[RECORDS start]
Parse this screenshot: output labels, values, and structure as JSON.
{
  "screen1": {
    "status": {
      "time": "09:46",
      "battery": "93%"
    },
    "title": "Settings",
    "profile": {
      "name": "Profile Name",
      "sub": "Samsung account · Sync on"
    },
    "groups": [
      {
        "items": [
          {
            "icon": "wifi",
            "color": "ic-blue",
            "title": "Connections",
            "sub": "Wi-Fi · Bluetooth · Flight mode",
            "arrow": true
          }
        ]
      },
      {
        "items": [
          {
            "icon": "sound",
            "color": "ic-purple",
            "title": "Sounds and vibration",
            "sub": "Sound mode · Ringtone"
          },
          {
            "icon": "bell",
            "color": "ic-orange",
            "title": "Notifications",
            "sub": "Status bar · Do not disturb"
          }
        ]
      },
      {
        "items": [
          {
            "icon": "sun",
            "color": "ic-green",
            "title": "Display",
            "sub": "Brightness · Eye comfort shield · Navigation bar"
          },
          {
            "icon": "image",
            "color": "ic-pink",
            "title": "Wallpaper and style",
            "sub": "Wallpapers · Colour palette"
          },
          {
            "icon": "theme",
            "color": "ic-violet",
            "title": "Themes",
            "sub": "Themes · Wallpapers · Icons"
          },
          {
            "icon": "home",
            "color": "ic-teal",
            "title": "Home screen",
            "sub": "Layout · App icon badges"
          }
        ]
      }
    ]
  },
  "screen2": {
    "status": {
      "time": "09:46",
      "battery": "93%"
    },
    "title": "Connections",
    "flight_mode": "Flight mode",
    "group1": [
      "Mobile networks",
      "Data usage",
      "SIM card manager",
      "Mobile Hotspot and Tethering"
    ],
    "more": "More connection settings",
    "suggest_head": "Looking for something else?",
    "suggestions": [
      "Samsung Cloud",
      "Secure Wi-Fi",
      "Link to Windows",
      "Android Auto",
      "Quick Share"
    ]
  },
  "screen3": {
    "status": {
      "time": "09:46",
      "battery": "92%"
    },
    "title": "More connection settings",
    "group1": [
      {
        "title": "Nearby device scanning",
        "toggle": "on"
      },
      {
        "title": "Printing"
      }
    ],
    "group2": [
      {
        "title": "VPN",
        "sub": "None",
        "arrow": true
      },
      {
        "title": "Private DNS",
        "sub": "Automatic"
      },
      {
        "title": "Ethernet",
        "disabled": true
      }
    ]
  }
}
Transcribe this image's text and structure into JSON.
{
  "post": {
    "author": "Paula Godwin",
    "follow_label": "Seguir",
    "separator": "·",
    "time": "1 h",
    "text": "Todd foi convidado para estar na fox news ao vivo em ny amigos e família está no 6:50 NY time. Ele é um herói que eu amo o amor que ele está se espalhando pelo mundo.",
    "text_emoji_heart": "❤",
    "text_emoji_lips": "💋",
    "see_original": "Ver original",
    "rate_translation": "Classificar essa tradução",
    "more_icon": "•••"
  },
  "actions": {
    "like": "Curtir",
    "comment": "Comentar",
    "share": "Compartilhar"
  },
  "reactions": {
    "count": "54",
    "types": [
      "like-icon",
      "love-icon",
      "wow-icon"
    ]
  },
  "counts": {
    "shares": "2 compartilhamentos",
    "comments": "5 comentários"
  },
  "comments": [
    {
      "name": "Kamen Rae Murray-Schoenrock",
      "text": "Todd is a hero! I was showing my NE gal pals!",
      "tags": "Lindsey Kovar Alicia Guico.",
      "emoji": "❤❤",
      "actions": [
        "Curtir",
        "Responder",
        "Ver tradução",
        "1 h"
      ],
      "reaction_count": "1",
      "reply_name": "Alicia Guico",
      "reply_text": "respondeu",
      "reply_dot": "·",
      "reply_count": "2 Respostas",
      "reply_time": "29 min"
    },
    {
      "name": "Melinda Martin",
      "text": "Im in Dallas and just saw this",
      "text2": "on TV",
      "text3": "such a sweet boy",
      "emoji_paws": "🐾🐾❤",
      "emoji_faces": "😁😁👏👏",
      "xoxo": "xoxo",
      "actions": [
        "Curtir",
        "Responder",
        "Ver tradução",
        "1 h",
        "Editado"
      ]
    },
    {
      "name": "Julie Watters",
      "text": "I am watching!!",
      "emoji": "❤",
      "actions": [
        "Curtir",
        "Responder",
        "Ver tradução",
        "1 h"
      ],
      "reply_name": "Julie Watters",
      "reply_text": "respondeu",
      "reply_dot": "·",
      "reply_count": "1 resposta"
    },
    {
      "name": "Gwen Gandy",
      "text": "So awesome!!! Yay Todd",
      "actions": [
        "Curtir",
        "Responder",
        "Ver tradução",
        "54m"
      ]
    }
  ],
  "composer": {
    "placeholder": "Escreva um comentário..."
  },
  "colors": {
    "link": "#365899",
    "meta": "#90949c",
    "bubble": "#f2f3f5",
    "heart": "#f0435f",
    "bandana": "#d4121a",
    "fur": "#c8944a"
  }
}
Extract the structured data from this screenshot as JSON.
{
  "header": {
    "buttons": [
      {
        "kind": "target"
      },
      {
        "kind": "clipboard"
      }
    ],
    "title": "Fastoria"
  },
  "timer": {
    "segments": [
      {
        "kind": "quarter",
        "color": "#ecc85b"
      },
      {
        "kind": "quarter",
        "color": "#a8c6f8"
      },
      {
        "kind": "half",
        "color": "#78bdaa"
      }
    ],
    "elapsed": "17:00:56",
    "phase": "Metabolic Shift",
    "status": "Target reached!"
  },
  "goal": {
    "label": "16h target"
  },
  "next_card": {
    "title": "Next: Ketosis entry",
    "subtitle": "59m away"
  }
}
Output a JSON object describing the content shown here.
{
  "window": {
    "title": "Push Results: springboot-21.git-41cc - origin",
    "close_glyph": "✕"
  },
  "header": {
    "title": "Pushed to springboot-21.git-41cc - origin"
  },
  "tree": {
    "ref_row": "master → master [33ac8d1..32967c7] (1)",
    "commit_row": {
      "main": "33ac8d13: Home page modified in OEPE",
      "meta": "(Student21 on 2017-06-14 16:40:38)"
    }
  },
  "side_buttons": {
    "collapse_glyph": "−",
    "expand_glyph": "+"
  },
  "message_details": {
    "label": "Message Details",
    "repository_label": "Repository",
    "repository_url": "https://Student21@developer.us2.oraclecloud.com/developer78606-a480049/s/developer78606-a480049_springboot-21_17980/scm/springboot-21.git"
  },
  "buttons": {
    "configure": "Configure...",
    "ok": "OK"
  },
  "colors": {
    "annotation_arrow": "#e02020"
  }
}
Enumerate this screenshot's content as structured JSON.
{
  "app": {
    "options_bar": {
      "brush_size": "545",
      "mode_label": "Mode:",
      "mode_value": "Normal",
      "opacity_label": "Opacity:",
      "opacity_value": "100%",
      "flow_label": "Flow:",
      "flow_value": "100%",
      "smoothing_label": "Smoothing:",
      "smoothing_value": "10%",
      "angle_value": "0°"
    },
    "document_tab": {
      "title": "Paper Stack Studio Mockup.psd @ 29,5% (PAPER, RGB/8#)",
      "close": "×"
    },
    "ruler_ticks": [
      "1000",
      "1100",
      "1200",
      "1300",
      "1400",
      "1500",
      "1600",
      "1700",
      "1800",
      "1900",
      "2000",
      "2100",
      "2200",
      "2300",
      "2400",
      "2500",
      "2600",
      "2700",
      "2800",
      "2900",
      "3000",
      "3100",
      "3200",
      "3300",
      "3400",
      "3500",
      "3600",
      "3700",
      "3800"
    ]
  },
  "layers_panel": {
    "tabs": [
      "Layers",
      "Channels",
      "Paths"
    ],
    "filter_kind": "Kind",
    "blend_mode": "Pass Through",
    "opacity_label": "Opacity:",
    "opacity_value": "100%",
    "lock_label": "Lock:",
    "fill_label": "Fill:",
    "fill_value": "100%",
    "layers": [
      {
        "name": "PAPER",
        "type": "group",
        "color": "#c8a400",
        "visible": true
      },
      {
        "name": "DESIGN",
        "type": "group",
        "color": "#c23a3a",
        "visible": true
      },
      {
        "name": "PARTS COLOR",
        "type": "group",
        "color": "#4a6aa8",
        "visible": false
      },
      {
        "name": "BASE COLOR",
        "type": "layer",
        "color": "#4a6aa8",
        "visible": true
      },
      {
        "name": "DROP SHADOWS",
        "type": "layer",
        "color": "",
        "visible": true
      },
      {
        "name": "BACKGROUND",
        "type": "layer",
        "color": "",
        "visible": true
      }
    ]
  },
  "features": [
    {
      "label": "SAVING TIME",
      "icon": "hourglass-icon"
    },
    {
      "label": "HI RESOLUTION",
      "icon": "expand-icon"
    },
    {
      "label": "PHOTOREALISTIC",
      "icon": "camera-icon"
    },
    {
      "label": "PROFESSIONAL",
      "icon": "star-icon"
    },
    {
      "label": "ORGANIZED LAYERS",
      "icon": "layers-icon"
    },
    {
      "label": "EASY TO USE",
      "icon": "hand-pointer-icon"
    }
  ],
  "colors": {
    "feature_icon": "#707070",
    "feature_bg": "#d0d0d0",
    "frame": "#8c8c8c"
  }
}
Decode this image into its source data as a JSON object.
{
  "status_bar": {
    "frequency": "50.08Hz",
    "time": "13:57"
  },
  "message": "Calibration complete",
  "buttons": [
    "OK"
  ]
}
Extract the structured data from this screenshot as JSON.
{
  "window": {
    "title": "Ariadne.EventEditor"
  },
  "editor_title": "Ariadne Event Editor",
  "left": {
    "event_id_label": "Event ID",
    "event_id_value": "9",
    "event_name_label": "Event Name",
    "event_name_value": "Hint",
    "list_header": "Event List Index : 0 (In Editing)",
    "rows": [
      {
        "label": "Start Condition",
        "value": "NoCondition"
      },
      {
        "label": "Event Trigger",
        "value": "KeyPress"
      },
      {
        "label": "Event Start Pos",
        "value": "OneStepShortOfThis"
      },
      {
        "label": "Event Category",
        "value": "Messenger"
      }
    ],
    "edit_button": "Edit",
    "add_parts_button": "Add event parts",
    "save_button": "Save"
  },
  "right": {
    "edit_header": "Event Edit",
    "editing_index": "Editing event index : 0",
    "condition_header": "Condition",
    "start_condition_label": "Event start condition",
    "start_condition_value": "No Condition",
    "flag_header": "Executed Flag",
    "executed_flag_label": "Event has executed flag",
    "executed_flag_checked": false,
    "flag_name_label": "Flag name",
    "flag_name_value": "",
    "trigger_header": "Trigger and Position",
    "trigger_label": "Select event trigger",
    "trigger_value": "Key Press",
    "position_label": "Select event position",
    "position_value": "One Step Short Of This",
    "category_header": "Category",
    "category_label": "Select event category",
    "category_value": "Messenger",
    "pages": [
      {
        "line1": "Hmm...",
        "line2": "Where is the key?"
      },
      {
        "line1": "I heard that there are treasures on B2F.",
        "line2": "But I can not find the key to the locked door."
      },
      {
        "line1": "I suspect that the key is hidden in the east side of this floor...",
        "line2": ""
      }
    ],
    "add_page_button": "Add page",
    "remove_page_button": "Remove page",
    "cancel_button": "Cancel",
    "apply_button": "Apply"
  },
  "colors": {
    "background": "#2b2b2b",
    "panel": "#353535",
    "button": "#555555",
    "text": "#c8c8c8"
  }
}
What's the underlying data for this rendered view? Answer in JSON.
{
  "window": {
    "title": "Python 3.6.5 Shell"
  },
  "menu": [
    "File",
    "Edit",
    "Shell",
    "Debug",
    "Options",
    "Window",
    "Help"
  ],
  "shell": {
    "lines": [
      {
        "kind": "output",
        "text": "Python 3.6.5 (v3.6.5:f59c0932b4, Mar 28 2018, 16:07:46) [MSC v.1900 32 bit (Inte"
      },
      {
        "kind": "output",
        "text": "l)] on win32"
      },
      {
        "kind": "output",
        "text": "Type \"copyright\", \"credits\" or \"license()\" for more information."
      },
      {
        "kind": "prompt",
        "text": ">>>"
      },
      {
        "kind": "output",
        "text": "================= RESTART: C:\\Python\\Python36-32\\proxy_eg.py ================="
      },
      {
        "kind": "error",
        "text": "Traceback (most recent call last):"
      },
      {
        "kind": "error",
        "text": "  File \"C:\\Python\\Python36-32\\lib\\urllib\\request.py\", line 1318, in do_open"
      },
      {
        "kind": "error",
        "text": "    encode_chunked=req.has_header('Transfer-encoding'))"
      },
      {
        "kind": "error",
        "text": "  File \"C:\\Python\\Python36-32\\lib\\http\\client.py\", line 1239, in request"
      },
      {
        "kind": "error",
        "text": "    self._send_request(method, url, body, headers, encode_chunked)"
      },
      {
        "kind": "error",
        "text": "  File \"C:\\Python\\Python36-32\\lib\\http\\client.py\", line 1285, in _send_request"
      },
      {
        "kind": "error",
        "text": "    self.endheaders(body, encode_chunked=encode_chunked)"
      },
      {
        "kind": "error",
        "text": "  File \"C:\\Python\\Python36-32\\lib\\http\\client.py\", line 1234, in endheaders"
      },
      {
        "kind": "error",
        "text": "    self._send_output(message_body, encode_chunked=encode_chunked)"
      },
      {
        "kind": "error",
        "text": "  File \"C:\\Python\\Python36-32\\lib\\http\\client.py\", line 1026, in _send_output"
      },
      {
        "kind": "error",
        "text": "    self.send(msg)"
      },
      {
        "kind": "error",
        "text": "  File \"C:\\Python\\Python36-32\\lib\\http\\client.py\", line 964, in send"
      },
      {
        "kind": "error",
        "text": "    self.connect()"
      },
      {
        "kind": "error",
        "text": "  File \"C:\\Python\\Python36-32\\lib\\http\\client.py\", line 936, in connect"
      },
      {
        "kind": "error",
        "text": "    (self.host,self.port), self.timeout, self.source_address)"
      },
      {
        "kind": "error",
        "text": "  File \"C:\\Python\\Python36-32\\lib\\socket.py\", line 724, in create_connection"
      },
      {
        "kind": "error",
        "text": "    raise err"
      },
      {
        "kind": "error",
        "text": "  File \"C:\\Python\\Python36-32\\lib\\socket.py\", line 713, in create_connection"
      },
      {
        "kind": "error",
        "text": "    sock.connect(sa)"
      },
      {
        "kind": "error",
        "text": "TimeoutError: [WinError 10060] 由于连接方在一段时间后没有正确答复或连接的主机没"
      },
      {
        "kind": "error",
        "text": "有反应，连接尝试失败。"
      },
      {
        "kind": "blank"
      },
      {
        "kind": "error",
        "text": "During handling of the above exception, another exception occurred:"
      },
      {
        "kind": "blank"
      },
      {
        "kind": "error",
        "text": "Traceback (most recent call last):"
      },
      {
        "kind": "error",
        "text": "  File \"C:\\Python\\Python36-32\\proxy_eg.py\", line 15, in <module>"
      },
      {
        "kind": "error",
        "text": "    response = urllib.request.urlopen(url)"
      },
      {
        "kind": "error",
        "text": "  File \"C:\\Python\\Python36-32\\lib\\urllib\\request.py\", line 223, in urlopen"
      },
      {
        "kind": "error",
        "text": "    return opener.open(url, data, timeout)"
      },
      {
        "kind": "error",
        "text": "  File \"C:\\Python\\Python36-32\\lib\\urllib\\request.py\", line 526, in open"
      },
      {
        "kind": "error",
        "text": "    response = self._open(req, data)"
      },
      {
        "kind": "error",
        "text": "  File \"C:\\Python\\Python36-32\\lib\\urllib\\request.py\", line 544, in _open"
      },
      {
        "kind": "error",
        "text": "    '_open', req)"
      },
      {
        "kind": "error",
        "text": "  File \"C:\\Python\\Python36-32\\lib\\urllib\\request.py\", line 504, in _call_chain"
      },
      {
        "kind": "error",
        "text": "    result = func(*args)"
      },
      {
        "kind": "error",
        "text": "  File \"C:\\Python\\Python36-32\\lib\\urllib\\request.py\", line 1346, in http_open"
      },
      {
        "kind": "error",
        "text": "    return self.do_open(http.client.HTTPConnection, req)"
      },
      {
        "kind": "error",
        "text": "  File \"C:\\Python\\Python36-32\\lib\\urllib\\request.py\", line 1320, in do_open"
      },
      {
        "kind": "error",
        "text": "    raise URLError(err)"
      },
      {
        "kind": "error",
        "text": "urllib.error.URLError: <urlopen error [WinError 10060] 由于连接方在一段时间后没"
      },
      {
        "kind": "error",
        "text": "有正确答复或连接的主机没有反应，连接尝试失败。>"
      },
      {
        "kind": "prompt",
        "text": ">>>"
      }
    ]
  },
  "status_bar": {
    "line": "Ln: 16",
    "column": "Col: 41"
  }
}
[RECORDS end]
Look through the records and gather every line containing "Editing".

• **SOLUTION FOR THIS TASK**:
    "list_header": "Event List Index : 0 (In Editing)",
    "editing_index": "Editing event index : 0",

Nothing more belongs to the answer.